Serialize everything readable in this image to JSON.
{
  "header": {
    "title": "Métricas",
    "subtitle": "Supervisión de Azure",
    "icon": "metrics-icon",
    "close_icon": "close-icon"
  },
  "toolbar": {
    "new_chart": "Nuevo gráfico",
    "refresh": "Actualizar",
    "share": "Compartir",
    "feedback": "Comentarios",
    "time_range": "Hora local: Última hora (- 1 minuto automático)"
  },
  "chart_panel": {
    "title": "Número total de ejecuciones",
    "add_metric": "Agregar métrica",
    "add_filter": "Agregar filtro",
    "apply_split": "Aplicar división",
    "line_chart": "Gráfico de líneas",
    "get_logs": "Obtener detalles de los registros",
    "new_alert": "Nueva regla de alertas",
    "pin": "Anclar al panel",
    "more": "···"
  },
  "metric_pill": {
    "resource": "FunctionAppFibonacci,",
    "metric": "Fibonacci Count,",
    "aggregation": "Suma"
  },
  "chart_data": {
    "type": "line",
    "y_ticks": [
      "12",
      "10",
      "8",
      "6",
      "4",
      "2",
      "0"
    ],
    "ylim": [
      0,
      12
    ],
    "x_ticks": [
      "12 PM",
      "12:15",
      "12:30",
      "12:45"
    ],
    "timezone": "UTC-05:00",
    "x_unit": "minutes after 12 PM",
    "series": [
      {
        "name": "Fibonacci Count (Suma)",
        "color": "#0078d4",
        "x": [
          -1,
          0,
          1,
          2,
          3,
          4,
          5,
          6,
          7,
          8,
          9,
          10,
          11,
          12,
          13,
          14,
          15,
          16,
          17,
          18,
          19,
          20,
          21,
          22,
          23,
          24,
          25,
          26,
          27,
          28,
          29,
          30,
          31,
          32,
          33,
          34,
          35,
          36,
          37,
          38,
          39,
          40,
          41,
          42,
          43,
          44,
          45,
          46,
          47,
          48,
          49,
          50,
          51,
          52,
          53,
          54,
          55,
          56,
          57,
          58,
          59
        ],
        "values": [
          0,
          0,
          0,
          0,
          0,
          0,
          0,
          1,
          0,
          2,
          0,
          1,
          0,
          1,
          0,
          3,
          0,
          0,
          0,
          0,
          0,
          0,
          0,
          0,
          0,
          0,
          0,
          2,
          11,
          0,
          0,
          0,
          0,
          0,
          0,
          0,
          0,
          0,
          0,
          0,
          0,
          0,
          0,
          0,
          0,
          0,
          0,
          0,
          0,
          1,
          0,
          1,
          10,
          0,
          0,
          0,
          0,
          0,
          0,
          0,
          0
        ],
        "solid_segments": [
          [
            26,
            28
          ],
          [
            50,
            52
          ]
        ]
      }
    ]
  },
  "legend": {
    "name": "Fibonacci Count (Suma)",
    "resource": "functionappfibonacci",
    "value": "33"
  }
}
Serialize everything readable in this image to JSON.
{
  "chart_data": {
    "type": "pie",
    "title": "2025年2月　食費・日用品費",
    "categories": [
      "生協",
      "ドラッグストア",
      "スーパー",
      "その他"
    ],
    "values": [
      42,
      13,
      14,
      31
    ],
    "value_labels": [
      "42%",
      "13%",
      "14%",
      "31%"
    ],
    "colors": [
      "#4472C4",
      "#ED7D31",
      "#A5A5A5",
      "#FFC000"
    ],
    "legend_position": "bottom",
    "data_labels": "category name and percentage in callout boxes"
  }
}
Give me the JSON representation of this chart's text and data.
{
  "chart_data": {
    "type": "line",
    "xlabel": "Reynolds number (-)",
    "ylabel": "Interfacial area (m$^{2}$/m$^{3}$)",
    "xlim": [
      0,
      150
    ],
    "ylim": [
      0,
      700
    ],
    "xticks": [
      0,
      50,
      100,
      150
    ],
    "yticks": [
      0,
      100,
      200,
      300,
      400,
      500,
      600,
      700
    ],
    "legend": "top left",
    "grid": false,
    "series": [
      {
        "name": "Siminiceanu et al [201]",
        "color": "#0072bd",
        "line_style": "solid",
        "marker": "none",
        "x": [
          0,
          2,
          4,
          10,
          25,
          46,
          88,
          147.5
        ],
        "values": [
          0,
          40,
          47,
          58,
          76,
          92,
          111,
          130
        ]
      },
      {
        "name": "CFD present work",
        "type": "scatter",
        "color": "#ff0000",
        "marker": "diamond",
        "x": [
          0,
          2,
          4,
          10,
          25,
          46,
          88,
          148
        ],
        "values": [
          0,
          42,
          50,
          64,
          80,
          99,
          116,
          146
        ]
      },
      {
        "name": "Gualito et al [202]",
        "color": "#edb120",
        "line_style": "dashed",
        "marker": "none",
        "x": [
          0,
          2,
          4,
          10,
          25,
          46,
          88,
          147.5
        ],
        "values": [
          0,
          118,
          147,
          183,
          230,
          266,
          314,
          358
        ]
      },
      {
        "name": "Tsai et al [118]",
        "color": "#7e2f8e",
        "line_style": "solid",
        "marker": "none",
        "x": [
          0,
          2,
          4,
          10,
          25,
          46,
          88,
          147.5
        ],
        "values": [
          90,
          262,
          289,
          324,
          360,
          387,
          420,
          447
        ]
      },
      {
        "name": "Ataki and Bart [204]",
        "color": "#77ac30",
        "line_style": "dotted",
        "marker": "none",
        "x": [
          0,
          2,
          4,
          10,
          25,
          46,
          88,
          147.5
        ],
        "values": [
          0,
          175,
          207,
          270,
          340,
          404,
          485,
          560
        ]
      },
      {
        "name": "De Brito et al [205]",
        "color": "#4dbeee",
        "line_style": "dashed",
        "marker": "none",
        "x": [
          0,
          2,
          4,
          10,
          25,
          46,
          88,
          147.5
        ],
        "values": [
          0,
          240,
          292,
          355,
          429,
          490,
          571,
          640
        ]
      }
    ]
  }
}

What to do -
Sift the material for lines with the string "Count". Copy each one found.

Output of the exercise -
    "metric": "Fibonacci Count,",
        "name": "Fibonacci Count (Suma)",
    "name": "Fibonacci Count (Suma)",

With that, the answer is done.